▶ [Problem to work on]: Check each line of the records below for the string "durch", then state how many lines contain it, with no other output.

-- BEGIN --

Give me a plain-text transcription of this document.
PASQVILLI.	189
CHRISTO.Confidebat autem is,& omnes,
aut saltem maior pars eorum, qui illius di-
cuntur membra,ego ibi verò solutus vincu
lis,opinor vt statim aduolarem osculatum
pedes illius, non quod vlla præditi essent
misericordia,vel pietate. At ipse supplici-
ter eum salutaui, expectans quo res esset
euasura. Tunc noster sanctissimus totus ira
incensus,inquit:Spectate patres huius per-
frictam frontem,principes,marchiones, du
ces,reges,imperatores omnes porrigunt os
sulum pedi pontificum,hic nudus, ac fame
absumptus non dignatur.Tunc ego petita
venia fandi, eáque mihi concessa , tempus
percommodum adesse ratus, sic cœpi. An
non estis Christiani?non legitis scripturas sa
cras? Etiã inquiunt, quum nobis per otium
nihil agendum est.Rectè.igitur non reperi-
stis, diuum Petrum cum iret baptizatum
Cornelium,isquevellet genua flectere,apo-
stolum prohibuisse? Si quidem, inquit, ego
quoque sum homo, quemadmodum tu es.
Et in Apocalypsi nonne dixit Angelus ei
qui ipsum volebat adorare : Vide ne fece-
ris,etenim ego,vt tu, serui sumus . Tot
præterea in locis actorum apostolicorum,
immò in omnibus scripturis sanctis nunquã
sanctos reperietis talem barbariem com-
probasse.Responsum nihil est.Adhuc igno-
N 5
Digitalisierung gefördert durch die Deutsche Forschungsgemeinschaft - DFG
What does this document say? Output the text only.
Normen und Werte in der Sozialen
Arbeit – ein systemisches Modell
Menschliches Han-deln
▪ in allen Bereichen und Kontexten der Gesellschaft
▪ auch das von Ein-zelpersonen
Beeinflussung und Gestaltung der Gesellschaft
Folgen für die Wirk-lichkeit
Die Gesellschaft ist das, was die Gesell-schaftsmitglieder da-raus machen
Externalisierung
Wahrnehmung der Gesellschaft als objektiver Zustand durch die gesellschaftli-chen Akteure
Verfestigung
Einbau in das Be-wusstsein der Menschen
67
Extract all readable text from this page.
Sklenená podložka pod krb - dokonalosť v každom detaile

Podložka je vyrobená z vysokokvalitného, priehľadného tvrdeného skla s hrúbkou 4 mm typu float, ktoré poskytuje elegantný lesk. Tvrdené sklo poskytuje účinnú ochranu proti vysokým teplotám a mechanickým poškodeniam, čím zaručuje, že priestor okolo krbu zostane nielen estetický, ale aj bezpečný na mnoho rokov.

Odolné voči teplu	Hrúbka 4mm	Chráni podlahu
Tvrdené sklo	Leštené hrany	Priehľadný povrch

-- END --

▶ [Task result]: 2